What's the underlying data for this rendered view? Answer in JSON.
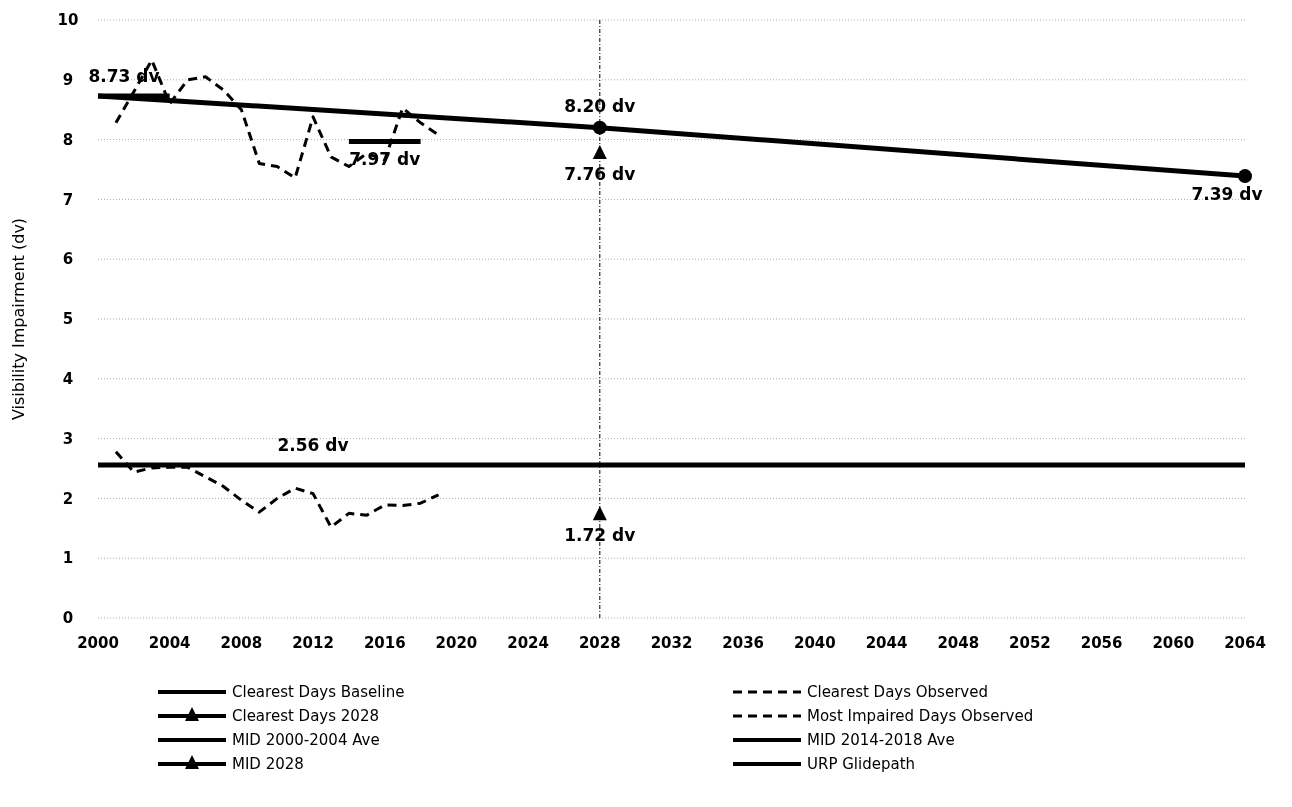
{
  "chart_data": {
    "type": "line",
    "ylabel": "Visibility Impairment (dv)",
    "xlim": [
      2000,
      2064
    ],
    "xticks": [
      2000,
      2004,
      2008,
      2012,
      2016,
      2020,
      2024,
      2028,
      2032,
      2036,
      2040,
      2044,
      2048,
      2052,
      2056,
      2060,
      2064
    ],
    "ylim": [
      0,
      10
    ],
    "yticks": [
      0,
      1,
      2,
      3,
      4,
      5,
      6,
      7,
      8,
      9,
      10
    ],
    "grid": "y",
    "legend": "bottom",
    "series": [
      {
        "name": "Clearest Days Baseline",
        "color": "#000000",
        "x": [
          2000,
          2064
        ],
        "values": [
          2.56,
          2.56
        ],
        "line_style": "solid",
        "marker": "none"
      },
      {
        "name": "Clearest Days Observed",
        "color": "#000000",
        "x": [
          2001,
          2002,
          2003,
          2004,
          2005,
          2006,
          2007,
          2008,
          2009,
          2010,
          2011,
          2012,
          2013,
          2014,
          2015,
          2016,
          2017,
          2018,
          2019
        ],
        "values": [
          2.78,
          2.44,
          2.51,
          2.52,
          2.52,
          2.36,
          2.2,
          1.97,
          1.77,
          2.0,
          2.17,
          2.08,
          1.52,
          1.75,
          1.72,
          1.89,
          1.88,
          1.92,
          2.06
        ],
        "line_style": "dashed",
        "marker": "none"
      },
      {
        "name": "Clearest Days 2028",
        "color": "#000000",
        "x": [
          2028
        ],
        "values": [
          1.72
        ],
        "line_style": "solid",
        "marker": "triangle"
      },
      {
        "name": "Most Impaired Days Observed",
        "color": "#000000",
        "x": [
          2001,
          2002,
          2003,
          2004,
          2005,
          2006,
          2007,
          2008,
          2009,
          2010,
          2011,
          2012,
          2013,
          2014,
          2015,
          2016,
          2017,
          2018,
          2019
        ],
        "values": [
          8.28,
          8.8,
          9.33,
          8.6,
          9.0,
          9.05,
          8.83,
          8.5,
          7.6,
          7.55,
          7.36,
          8.38,
          7.71,
          7.55,
          7.77,
          7.66,
          8.53,
          8.28,
          8.08
        ],
        "line_style": "dashed",
        "marker": "none"
      },
      {
        "name": "MID 2000-2004 Ave",
        "color": "#000000",
        "x": [
          2000,
          2004
        ],
        "values": [
          8.73,
          8.73
        ],
        "line_style": "solid",
        "marker": "none"
      },
      {
        "name": "MID 2014-2018 Ave",
        "color": "#000000",
        "x": [
          2014,
          2018
        ],
        "values": [
          7.97,
          7.97
        ],
        "line_style": "solid",
        "marker": "none"
      },
      {
        "name": "MID 2028",
        "color": "#000000",
        "x": [
          2028
        ],
        "values": [
          7.76
        ],
        "line_style": "solid",
        "marker": "triangle"
      },
      {
        "name": "URP Glidepath",
        "color": "#000000",
        "x": [
          2000,
          2028,
          2064
        ],
        "values": [
          8.73,
          8.2,
          7.39
        ],
        "value_labels": [
          null,
          "8.20 dv",
          "7.39 dv"
        ],
        "line_style": "solid",
        "marker": "circle"
      }
    ],
    "ref_lines": [
      {
        "axis": "x",
        "value": 2028,
        "color": "#000000",
        "line_style": "dotted"
      }
    ],
    "annotations": [
      {
        "text": "8.73 dv",
        "x": 2000,
        "y": 8.73
      },
      {
        "text": "7.97 dv",
        "x": 2016,
        "y": 7.97
      },
      {
        "text": "7.76 dv",
        "x": 2028,
        "y": 7.76
      },
      {
        "text": "2.56 dv",
        "x": 2012,
        "y": 2.56
      },
      {
        "text": "1.72 dv",
        "x": 2028,
        "y": 1.72
      }
    ]
  }
}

• [Written instruction]: Using the records above, copy every line that has the word "Days" in it.

• [Full response]:
        "name": "Clearest Days Baseline",
        "name": "Clearest Days Observed",
        "name": "Clearest Days 2028",
        "name": "Most Impaired Days Observed",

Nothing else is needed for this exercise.